Pick out all lines with the word "MANUFACTURER" from the records that follow.

— START Supplied data —

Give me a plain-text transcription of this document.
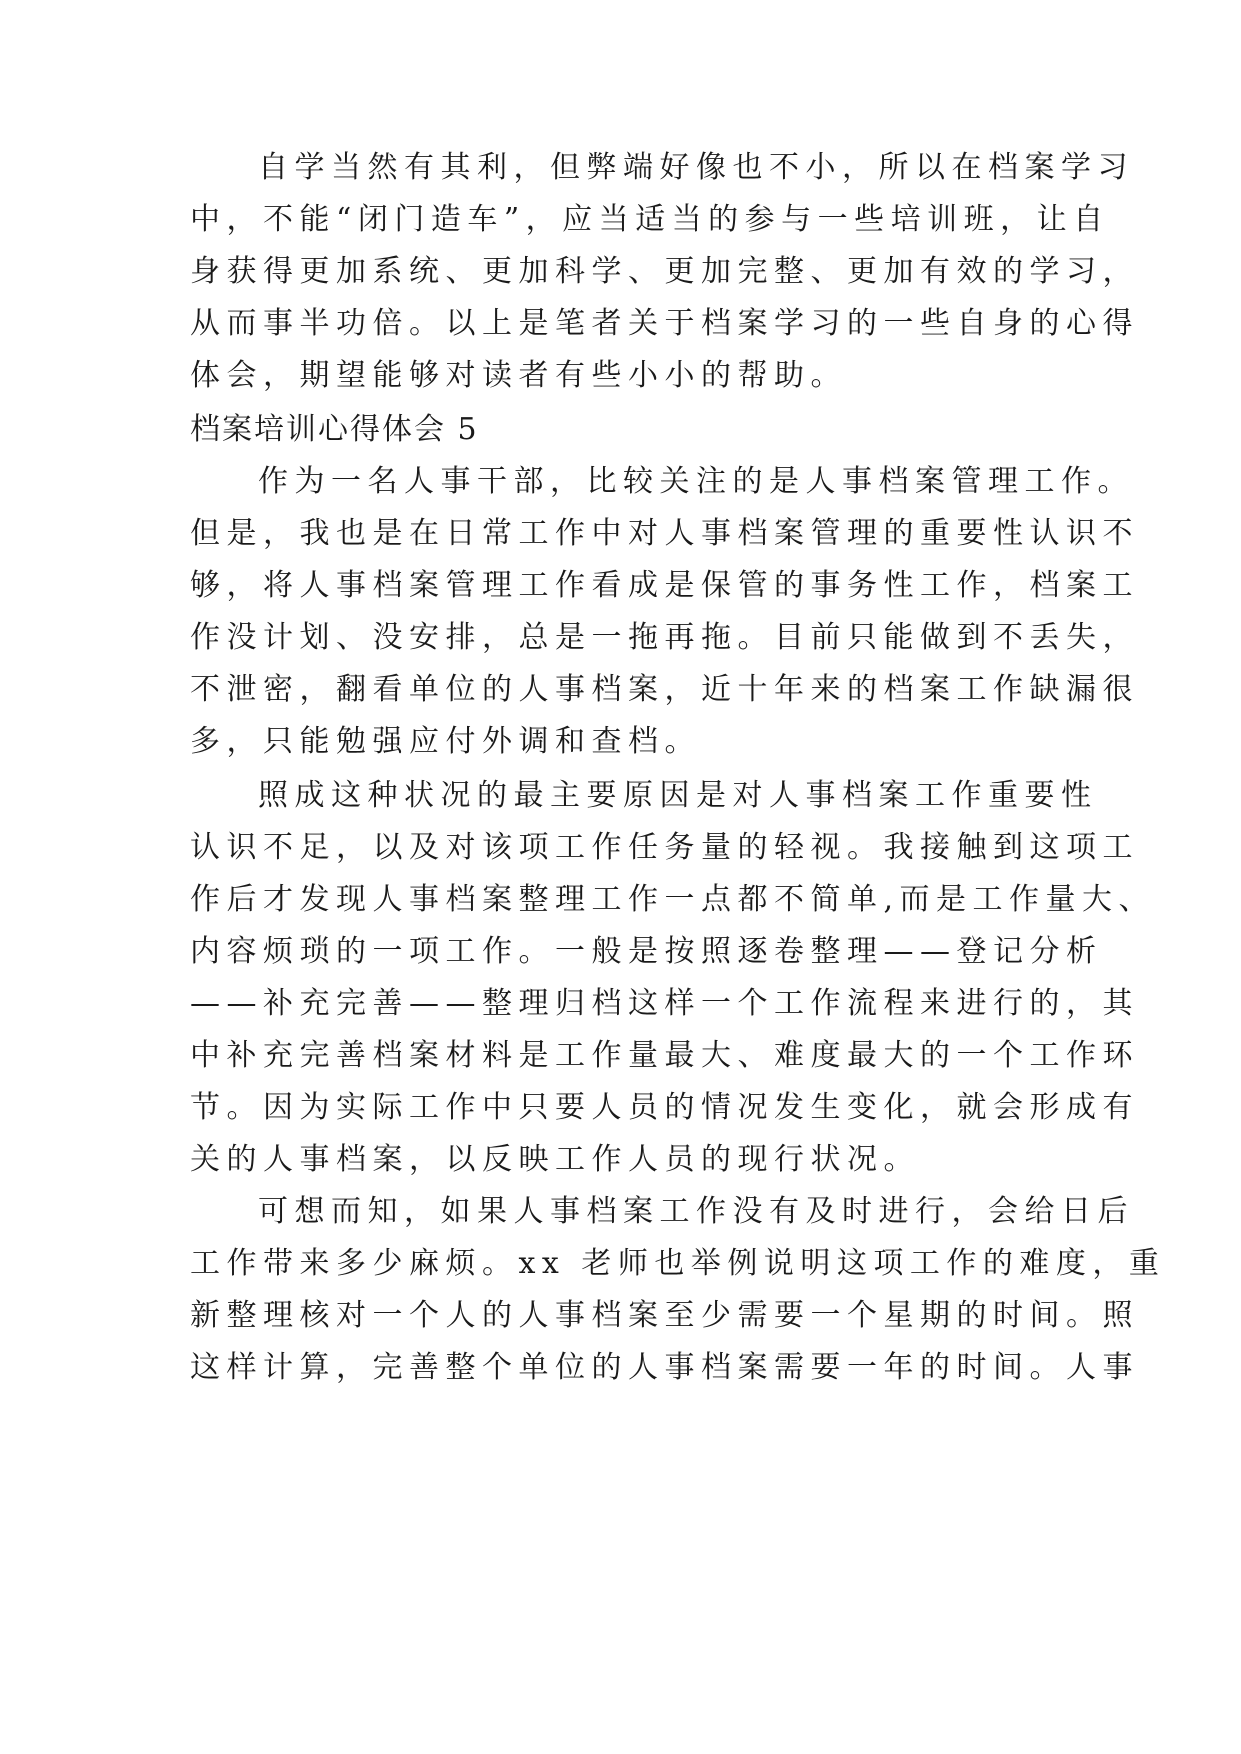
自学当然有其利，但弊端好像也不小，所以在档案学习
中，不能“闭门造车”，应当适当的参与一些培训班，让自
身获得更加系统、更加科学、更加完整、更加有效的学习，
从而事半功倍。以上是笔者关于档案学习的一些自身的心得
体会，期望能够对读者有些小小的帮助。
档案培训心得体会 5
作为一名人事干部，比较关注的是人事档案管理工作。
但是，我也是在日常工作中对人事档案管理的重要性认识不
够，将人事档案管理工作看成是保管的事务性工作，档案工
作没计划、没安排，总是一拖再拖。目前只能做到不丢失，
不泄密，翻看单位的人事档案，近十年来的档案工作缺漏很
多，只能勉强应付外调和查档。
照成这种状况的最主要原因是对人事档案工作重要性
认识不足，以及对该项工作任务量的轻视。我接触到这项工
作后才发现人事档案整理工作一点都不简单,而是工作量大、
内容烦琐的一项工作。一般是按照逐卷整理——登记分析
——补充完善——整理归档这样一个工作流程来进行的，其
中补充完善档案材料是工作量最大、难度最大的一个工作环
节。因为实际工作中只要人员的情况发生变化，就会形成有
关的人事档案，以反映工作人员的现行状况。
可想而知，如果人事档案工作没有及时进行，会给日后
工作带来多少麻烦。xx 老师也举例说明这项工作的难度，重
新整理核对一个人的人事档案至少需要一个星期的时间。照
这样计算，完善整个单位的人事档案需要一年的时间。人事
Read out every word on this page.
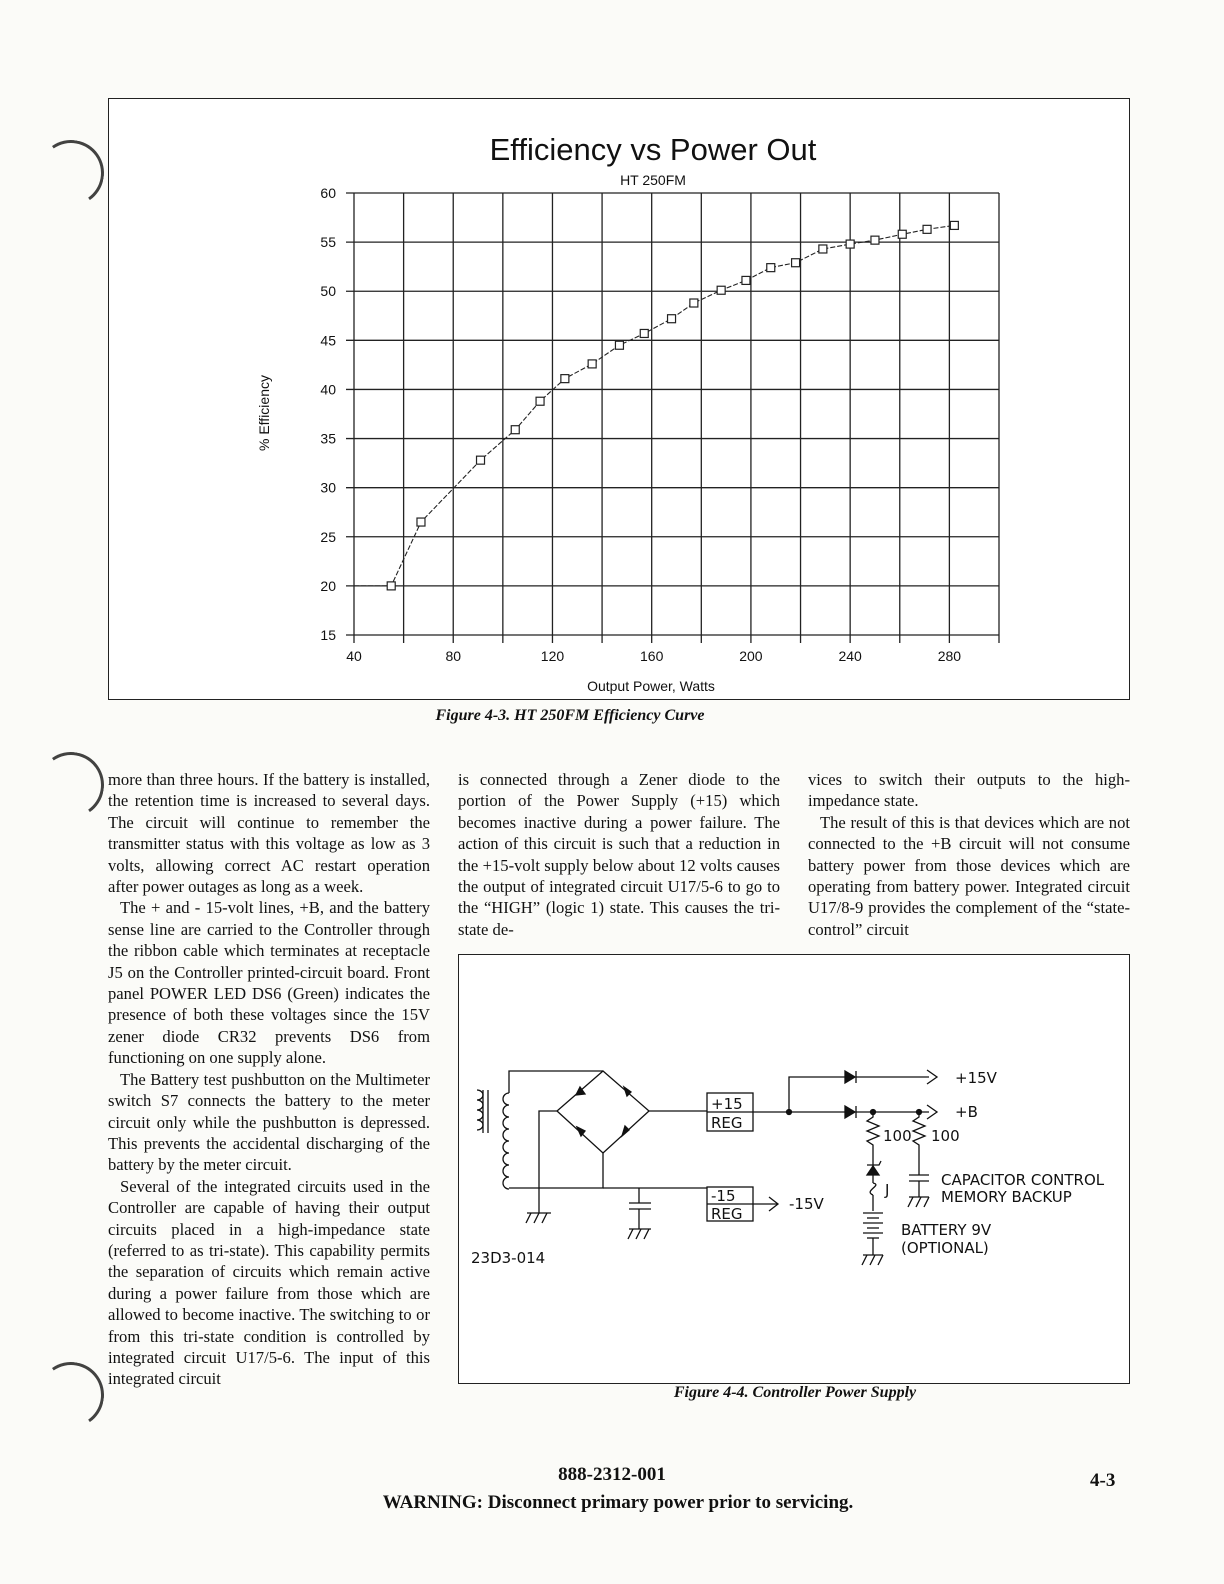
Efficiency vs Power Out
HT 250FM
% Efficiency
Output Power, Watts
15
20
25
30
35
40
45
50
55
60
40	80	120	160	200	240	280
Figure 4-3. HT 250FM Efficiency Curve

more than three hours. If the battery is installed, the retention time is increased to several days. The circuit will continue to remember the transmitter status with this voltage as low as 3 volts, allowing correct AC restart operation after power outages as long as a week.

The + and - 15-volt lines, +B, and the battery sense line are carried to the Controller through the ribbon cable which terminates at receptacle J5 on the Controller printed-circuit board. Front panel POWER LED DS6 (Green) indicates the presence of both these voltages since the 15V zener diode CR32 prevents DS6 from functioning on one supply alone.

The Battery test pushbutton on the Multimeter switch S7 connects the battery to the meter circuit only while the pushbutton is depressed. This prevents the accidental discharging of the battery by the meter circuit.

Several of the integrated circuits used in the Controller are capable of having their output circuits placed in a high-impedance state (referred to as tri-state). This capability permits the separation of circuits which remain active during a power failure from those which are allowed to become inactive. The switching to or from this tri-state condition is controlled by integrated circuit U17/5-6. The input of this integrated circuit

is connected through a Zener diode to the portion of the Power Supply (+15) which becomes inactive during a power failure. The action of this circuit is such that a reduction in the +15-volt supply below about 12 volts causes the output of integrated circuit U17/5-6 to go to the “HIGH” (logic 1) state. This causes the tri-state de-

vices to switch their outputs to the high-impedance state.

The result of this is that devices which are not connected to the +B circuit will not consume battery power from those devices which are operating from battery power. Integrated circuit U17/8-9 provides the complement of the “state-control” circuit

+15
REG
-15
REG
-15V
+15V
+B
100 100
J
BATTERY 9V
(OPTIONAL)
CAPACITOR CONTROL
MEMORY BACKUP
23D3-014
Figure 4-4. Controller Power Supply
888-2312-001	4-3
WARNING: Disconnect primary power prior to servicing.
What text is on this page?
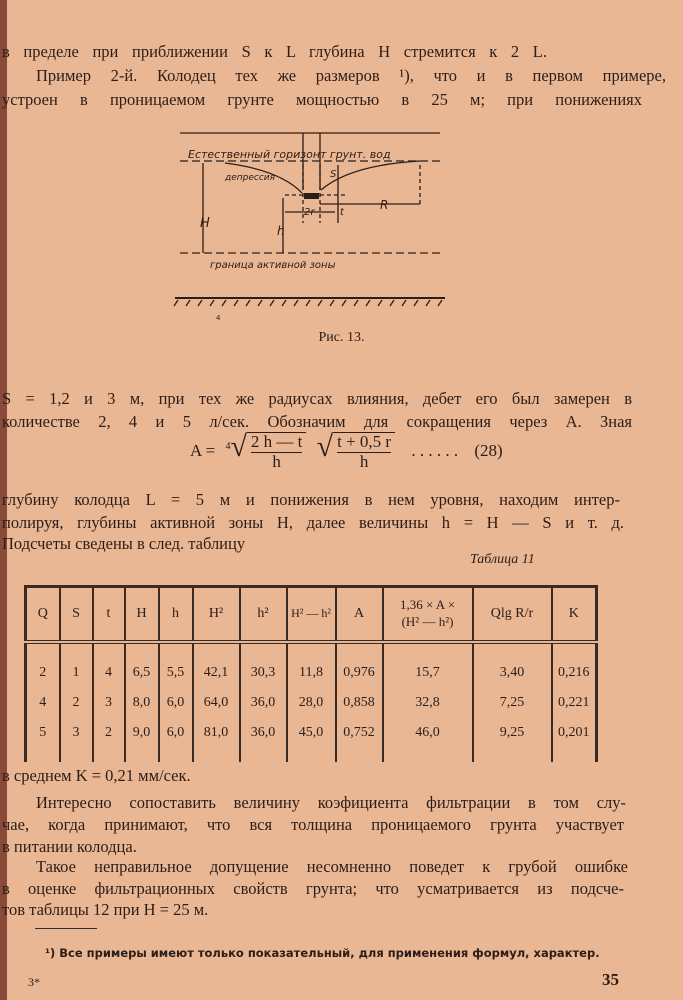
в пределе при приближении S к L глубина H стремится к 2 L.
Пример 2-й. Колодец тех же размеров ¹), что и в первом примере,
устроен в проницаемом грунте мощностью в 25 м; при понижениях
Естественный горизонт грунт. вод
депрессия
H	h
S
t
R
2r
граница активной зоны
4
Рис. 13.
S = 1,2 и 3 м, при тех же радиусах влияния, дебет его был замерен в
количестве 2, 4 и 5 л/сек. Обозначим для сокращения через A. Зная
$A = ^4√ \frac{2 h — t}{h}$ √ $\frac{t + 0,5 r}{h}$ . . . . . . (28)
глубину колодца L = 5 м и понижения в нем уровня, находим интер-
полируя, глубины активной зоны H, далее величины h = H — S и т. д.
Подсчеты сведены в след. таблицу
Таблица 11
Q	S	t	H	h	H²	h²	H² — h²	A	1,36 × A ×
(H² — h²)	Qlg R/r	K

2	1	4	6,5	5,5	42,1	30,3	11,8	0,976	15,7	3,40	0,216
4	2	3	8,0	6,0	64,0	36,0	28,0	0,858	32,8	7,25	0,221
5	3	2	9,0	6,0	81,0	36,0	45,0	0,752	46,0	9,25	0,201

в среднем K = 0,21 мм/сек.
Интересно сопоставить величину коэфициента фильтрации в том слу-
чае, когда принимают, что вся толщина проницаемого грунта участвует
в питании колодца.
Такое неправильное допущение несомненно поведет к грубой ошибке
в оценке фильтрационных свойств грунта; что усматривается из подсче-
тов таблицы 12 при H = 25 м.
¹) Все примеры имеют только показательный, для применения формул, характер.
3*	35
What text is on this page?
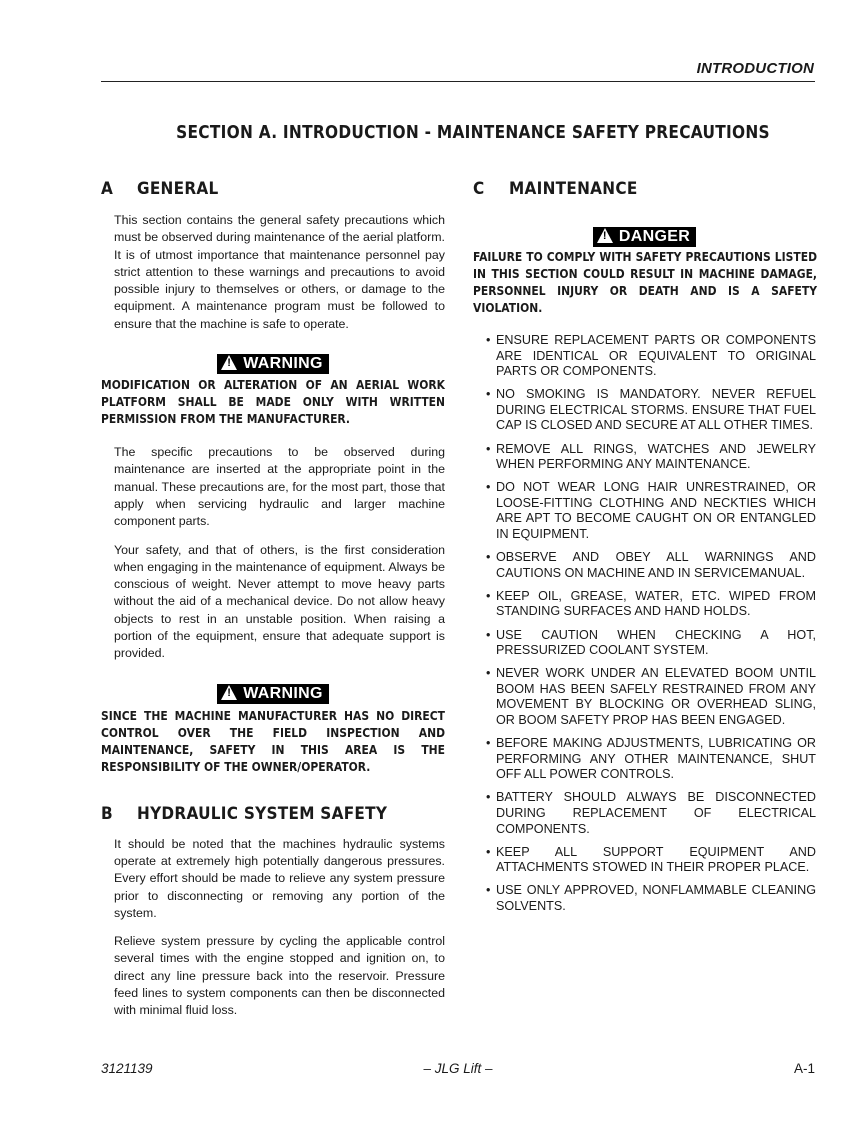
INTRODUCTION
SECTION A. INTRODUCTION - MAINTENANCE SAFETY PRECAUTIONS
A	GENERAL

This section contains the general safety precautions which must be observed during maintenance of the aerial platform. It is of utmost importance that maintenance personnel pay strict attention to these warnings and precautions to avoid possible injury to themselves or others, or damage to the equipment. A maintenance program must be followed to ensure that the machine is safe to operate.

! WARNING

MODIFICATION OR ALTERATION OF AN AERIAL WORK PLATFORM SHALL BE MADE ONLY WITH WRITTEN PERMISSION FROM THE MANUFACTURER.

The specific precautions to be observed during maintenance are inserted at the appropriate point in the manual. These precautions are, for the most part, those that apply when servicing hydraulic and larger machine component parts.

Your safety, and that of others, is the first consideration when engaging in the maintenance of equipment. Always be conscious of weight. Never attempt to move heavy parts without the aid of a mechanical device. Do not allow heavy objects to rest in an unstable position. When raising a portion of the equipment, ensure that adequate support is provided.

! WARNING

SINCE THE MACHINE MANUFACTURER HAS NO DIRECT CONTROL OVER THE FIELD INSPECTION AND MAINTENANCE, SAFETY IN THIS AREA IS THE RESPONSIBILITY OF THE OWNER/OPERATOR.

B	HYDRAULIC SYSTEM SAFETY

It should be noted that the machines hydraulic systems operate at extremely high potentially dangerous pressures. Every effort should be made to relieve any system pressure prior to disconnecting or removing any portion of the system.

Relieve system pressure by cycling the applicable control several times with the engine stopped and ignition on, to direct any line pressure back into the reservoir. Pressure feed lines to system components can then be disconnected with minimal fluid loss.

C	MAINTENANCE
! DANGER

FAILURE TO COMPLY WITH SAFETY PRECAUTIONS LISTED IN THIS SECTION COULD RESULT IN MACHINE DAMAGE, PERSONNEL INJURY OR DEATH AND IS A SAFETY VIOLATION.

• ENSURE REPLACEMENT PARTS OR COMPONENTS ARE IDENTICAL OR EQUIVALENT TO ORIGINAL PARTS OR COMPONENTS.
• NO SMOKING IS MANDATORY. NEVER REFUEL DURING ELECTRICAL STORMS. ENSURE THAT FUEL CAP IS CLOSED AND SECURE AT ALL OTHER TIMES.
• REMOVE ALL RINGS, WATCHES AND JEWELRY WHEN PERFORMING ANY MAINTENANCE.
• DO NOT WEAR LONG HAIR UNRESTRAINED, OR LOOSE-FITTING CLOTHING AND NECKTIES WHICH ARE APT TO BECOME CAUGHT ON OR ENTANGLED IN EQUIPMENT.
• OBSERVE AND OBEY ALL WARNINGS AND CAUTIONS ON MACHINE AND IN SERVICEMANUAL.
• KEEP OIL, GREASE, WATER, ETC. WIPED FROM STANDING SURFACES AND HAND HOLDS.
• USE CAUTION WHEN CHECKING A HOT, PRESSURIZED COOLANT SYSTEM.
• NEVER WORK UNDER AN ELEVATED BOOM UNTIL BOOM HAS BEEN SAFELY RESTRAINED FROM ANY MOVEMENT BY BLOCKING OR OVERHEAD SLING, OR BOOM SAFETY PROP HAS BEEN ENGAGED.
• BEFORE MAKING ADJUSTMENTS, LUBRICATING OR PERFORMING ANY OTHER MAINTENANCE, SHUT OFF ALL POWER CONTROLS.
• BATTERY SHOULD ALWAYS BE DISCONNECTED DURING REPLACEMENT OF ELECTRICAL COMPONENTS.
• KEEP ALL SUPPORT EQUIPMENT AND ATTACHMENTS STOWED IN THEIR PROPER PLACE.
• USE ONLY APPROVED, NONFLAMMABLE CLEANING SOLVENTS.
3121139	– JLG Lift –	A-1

— END Supplied data —

**Complete answer**
MODIFICATION OR ALTERATION OF AN AERIAL WORK PLATFORM SHALL BE MADE ONLY WITH WRITTEN PERMISSION FROM THE MANUFACTURER.
SINCE THE MACHINE MANUFACTURER HAS NO DIRECT CONTROL OVER THE FIELD INSPECTION AND MAINTENANCE, SAFETY IN THIS AREA IS THE RESPONSIBILITY OF THE OWNER/OPERATOR.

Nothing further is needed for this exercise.